[Element position data]
# # # # #

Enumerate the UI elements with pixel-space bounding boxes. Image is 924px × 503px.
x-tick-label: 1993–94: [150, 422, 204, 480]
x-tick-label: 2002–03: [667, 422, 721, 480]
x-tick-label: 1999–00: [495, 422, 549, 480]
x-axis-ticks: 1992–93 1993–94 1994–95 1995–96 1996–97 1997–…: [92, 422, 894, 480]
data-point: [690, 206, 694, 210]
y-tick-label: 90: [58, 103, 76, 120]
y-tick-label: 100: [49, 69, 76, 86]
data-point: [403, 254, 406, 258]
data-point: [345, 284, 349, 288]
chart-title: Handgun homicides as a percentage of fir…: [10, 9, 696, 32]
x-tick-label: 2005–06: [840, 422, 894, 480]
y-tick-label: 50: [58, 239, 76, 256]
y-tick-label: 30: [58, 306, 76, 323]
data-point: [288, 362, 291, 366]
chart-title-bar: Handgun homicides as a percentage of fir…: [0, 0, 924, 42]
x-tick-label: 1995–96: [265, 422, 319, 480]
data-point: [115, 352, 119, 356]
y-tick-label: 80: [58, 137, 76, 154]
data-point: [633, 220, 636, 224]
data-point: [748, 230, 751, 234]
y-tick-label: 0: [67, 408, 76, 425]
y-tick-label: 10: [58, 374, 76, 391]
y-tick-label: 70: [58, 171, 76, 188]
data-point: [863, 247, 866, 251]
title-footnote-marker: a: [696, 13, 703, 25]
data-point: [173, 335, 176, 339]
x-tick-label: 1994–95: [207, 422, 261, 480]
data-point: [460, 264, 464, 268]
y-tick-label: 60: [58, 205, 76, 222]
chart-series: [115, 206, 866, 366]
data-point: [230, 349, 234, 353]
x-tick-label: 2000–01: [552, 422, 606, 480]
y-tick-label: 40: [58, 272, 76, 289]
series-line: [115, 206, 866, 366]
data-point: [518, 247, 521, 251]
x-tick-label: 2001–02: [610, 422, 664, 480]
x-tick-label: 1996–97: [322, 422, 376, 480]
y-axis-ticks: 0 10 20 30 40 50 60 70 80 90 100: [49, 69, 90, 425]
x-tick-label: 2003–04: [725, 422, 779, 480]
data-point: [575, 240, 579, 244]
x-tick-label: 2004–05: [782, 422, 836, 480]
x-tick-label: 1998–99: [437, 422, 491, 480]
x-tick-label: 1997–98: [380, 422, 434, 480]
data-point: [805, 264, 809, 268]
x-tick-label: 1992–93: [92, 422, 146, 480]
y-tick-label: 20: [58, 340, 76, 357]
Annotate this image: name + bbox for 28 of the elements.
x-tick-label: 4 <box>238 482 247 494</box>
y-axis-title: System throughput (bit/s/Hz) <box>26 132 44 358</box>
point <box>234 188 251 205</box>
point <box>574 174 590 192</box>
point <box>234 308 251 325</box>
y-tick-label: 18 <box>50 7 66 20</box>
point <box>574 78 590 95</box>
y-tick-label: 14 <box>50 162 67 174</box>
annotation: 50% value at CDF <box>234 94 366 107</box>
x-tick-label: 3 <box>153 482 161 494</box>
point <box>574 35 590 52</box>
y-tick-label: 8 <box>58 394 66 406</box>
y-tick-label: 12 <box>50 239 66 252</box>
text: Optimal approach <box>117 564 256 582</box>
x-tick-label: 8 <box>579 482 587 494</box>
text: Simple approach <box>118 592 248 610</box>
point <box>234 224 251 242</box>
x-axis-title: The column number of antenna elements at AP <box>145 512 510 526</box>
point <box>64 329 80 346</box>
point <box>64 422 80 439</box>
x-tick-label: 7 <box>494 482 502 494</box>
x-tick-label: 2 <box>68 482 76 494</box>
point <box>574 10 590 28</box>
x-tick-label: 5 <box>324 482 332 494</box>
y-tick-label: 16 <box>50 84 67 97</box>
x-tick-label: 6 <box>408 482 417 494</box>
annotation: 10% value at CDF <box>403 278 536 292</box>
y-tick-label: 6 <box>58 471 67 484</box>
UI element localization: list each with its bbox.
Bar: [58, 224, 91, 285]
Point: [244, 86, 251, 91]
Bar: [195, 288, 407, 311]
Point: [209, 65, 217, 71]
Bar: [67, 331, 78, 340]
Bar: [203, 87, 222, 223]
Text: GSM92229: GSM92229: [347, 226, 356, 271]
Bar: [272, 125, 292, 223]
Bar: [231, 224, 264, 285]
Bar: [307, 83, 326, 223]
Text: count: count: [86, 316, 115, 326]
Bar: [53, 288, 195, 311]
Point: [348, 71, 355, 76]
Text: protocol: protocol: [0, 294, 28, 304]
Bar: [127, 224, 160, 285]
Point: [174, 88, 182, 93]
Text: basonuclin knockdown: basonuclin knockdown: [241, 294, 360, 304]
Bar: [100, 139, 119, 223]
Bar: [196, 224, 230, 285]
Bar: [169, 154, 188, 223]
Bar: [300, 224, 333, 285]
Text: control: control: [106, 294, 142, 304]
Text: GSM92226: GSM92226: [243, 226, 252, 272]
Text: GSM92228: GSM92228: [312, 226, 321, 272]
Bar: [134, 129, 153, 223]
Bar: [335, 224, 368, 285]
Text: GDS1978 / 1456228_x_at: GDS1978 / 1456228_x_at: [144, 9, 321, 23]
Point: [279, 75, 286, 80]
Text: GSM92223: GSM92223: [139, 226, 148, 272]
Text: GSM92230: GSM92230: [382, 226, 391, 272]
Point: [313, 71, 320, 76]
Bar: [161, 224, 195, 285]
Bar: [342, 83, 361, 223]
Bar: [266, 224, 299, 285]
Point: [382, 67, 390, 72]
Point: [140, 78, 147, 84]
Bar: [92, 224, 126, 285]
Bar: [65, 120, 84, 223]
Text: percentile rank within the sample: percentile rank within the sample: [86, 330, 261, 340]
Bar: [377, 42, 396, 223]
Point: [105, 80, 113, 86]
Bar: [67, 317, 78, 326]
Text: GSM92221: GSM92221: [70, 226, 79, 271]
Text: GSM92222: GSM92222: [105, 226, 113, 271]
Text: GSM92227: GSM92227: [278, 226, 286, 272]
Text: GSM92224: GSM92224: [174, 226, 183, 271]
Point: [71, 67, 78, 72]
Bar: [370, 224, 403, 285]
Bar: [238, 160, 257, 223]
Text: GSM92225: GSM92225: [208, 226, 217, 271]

# # # # #

_THE REQUEST_
Lay out every line of the records above as a Markdown table with the columns n and Line, where n is the row number and Line is the line itself, and leave out any blank lines.

_SOLUTION TO THE EXERCISE_
| n | Line |
|---|---|
| 1 | Enumerate the UI elements with pixel-space bounding boxes. Image is 924px × 503px. |
| 2 | x-tick-label: 1993–94: [150, 422, 204, 480] |
| 3 | x-tick-label: 2002–03: [667, 422, 721, 480] |
| 4 | x-tick-label: 1999–00: [495, 422, 549, 480] |
| 5 | x-axis-ticks: 1992–93 1993–94 1994–95 1995–96 1996–97 1997–…: [92, 422, 894, 480] |
| 6 | data-point: [690, 206, 694, 210] |
| 7 | y-tick-label: 90: [58, 103, 76, 120] |
| 8 | y-tick-label: 100: [49, 69, 76, 86] |
| 9 | data-point: [403, 254, 406, 258] |
| 10 | data-point: [345, 284, 349, 288] |
| 11 | chart-title: Handgun homicides as a percentage of fir…: [10, 9, 696, 32] |
| 12 | x-tick-label: 2005–06: [840, 422, 894, 480] |
| 13 | y-tick-label: 50: [58, 239, 76, 256] |
| 14 | y-tick-label: 30: [58, 306, 76, 323] |
| 15 | data-point: [288, 362, 291, 366] |
| 16 | chart-title-bar: Handgun homicides as a percentage of fir…: [0, 0, 924, 42] |
| 17 | x-tick-label: 1995–96: [265, 422, 319, 480] |
| 18 | data-point: [115, 352, 119, 356] |
| 19 | y-tick-label: 80: [58, 137, 76, 154] |
| 20 | data-point: [633, 220, 636, 224] |
| 21 | data-point: [748, 230, 751, 234] |
| 22 | y-tick-label: 0: [67, 408, 76, 425] |
| 23 | y-tick-label: 10: [58, 374, 76, 391] |
| 24 | y-tick-label: 70: [58, 171, 76, 188] |
| 25 | data-point: [863, 247, 866, 251] |
| 26 | title-footnote-marker: a: [696, 13, 703, 25] |
| 27 | data-point: [173, 335, 176, 339] |
| 28 | x-tick-label: 1994–95: [207, 422, 261, 480] |
| 29 | data-point: [460, 264, 464, 268] |
| 30 | y-tick-label: 60: [58, 205, 76, 222] |
| 31 | chart-series: [115, 206, 866, 366] |
| 32 | data-point: [230, 349, 234, 353] |
| 33 | x-tick-label: 2000–01: [552, 422, 606, 480] |
| 34 | y-tick-label: 40: [58, 272, 76, 289] |
| 35 | series-line: [115, 206, 866, 366] |
| 36 | data-point: [518, 247, 521, 251] |
| 37 | x-tick-label: 2001–02: [610, 422, 664, 480] |
| 38 | x-tick-label: 1996–97: [322, 422, 376, 480] |
| 39 | y-axis-ticks: 0 10 20 30 40 50 60 70 80 90 100: [49, 69, 90, 425] |
| 40 | x-tick-label: 2003–04: [725, 422, 779, 480] |
| 41 | data-point: [575, 240, 579, 244] |
| 42 | x-tick-label: 2004–05: [782, 422, 836, 480] |
| 43 | x-tick-label: 1998–99: [437, 422, 491, 480] |
| 44 | x-tick-label: 1997–98: [380, 422, 434, 480] |
| 45 | data-point: [805, 264, 809, 268] |
| 46 | x-tick-label: 1992–93: [92, 422, 146, 480] |
| 47 | y-tick-label: 20: [58, 340, 76, 357] |
| 48 | Annotate this image: name + bbox for 28 of the elements. |
| 49 | x-tick-label: 4 <box>238 482 247 494</box> |
| 50 | y-axis-title: System throughput (bit/s/Hz) <box>26 132 44 358</box> |
| 51 | point <box>234 188 251 205</box> |
| 52 | point <box>574 174 590 192</box> |
| 53 | point <box>234 308 251 325</box> |
| 54 | y-tick-label: 18 <box>50 7 66 20</box> |
| 55 | point <box>574 78 590 95</box> |
| 56 | y-tick-label: 14 <box>50 162 67 174</box> |
| 57 | annotation: 50% value at CDF <box>234 94 366 107</box> |
| 58 | x-tick-label: 3 <box>153 482 161 494</box> |
| 59 | point <box>574 35 590 52</box> |
| 60 | y-tick-label: 8 <box>58 394 66 406</box> |
| 61 | y-tick-label: 12 <box>50 239 66 252</box> |
| 62 | text: Optimal approach <box>117 564 256 582</box> |
| 63 | x-tick-label: 8 <box>579 482 587 494</box> |
| 64 | text: Simple approach <box>118 592 248 610</box> |
| 65 | point <box>234 224 251 242</box> |
| 66 | x-axis-title: The column number of antenna elements at AP <box>145 512 510 526</box> |
| 67 | point <box>64 329 80 346</box> |
| 68 | point <box>64 422 80 439</box> |
| 69 | x-tick-label: 7 <box>494 482 502 494</box> |
| 70 | x-tick-label: 2 <box>68 482 76 494</box> |
| 71 | point <box>574 10 590 28</box> |
| 72 | x-tick-label: 5 <box>324 482 332 494</box> |
| 73 | y-tick-label: 16 <box>50 84 67 97</box> |
| 74 | x-tick-label: 6 <box>408 482 417 494</box> |
| 75 | annotation: 10% value at CDF <box>403 278 536 292</box> |
| 76 | y-tick-label: 6 <box>58 471 67 484</box> |
| 77 | UI element localization: list each with its bbox. |
| 78 | Bar: [58, 224, 91, 285] |
| 79 | Point: [244, 86, 251, 91] |
| 80 | Bar: [195, 288, 407, 311] |
| 81 | Point: [209, 65, 217, 71] |
| 82 | Bar: [67, 331, 78, 340] |
| 83 | Bar: [203, 87, 222, 223] |
| 84 | Text: GSM92229: GSM92229: [347, 226, 356, 271] |
| 85 | Bar: [272, 125, 292, 223] |
| 86 | Bar: [231, 224, 264, 285] |
| 87 | Bar: [307, 83, 326, 223] |
| 88 | Text: count: count: [86, 316, 115, 326] |
| 89 | Bar: [53, 288, 195, 311] |
| 90 | Point: [348, 71, 355, 76] |
| 91 | Text: protocol: protocol: [0, 294, 28, 304] |
| 92 | Bar: [127, 224, 160, 285] |
| 93 | Point: [174, 88, 182, 93] |
| 94 | Text: basonuclin knockdown: basonuclin knockdown: [241, 294, 360, 304] |
| 95 | Bar: [100, 139, 119, 223] |
| 96 | Bar: [196, 224, 230, 285] |
| 97 | Bar: [169, 154, 188, 223] |
| 98 | Bar: [300, 224, 333, 285] |
| 99 | Text: control: control: [106, 294, 142, 304] |
| 100 | Text: GSM92226: GSM92226: [243, 226, 252, 272] |
| 101 | Text: GSM92228: GSM92228: [312, 226, 321, 272] |
| 102 | Bar: [134, 129, 153, 223] |
| 103 | Bar: [335, 224, 368, 285] |
| 104 | Text: GDS1978 / 1456228_x_at: GDS1978 / 1456228_x_at: [144, 9, 321, 23] |
| 105 | Point: [279, 75, 286, 80] |
| 106 | Text: GSM92223: GSM92223: [139, 226, 148, 272] |
| 107 | Text: GSM92230: GSM92230: [382, 226, 391, 272] |
| 108 | Point: [313, 71, 320, 76] |
| 109 | Bar: [161, 224, 195, 285] |
| 110 | Bar: [342, 83, 361, 223] |
| 111 | Bar: [266, 224, 299, 285] |
| 112 | Point: [382, 67, 390, 72] |
| 113 | Point: [140, 78, 147, 84] |
| 114 | Bar: [92, 224, 126, 285] |
| 115 | Bar: [65, 120, 84, 223] |
| 116 | Text: percentile rank within the sample: percentile rank within the sample: [86, 330, 261, 340] |
| 117 | Bar: [377, 42, 396, 223] |
| 118 | Point: [105, 80, 113, 86] |
| 119 | Bar: [67, 317, 78, 326] |
| 120 | Text: GSM92221: GSM92221: [70, 226, 79, 271] |
| 121 | Text: GSM92222: GSM92222: [105, 226, 113, 271] |
| 122 | Text: GSM92227: GSM92227: [278, 226, 286, 272] |
| 123 | Text: GSM92224: GSM92224: [174, 226, 183, 271] |
| 124 | Point: [71, 67, 78, 72] |
| 125 | Bar: [370, 224, 403, 285] |
| 126 | Bar: [238, 160, 257, 223] |
| 127 | Text: GSM92225: GSM92225: [208, 226, 217, 271] |